Count the lines in the listing below that contain the string "ดขอนแก", treating uppercase and lowercase as distinct, and give only the number.

• • • •

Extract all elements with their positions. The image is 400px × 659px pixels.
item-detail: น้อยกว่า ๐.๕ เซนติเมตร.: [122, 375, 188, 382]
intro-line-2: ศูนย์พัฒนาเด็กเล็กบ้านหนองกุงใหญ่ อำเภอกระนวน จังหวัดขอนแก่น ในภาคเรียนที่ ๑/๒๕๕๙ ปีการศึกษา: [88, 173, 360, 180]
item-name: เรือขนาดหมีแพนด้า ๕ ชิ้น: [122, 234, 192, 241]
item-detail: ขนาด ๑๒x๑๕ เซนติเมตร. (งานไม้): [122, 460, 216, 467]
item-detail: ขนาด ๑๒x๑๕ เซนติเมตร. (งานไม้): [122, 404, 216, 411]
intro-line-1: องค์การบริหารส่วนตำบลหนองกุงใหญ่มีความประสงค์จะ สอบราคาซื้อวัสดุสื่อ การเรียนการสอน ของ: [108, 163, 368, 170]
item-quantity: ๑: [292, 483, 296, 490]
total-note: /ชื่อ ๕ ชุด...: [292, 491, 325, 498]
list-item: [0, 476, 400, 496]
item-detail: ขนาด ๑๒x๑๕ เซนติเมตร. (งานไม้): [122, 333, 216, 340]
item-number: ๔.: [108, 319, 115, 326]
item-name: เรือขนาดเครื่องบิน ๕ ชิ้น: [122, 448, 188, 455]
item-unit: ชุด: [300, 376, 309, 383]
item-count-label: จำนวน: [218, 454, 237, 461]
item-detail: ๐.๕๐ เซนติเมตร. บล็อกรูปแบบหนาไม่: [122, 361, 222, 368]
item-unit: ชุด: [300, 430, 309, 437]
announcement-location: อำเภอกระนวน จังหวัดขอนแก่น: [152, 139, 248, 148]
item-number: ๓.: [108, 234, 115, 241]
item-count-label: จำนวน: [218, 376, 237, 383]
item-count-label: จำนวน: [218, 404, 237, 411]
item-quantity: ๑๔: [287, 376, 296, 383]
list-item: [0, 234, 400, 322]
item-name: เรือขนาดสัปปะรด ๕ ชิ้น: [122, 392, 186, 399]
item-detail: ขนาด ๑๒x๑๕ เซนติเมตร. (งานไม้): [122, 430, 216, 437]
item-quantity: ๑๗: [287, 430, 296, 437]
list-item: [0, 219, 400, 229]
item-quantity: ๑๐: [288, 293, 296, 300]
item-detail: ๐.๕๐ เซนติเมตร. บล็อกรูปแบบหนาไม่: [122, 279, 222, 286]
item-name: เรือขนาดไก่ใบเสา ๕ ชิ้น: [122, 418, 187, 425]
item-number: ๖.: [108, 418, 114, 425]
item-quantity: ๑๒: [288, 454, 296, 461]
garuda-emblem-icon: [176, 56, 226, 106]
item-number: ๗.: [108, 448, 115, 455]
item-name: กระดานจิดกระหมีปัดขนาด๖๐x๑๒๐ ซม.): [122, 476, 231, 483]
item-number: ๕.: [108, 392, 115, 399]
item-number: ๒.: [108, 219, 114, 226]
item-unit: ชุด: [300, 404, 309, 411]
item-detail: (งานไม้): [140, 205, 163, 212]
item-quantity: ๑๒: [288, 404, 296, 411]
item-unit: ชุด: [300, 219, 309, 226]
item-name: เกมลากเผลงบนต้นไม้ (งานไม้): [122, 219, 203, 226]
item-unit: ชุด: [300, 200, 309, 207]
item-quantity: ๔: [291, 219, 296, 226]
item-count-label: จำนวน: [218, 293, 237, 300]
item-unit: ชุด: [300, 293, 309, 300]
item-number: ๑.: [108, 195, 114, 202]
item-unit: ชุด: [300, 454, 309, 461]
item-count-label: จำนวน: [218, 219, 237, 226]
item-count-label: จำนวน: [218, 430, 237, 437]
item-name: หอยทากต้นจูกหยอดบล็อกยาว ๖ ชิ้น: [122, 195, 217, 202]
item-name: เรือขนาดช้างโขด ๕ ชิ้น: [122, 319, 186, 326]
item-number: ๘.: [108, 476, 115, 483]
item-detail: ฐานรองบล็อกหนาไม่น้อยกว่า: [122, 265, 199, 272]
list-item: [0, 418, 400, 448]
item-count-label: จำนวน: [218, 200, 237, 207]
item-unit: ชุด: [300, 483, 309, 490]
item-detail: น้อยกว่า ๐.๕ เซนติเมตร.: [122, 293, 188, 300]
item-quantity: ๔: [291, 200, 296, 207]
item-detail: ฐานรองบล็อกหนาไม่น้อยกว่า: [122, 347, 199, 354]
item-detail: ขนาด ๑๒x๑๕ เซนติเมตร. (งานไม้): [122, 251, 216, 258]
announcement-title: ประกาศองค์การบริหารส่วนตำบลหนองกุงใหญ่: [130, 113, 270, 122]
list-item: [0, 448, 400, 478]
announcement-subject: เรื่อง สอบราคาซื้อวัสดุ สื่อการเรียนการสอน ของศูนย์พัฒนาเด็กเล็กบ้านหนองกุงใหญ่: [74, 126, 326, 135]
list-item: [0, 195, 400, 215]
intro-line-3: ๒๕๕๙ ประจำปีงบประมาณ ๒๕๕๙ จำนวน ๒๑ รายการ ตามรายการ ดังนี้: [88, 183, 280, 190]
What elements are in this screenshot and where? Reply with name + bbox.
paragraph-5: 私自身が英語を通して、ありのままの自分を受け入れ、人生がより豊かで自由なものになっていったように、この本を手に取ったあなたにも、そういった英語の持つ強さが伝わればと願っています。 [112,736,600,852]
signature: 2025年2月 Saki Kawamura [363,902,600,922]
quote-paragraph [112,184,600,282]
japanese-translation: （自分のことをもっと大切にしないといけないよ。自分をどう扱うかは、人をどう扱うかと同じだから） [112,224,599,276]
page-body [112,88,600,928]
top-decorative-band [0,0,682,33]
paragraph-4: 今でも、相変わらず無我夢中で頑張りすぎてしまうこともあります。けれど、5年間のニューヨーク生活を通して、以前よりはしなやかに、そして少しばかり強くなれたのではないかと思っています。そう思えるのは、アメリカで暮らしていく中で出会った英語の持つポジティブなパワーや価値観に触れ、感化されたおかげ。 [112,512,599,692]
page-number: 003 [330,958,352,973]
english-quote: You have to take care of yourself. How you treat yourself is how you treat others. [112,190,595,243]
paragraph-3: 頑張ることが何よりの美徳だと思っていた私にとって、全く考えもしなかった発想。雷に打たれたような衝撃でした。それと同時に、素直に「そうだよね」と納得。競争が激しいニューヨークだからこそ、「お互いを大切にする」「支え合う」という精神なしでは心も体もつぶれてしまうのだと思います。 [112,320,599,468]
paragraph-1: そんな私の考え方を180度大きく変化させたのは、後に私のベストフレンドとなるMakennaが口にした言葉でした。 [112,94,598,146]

• • • •

> **RESULT**: 2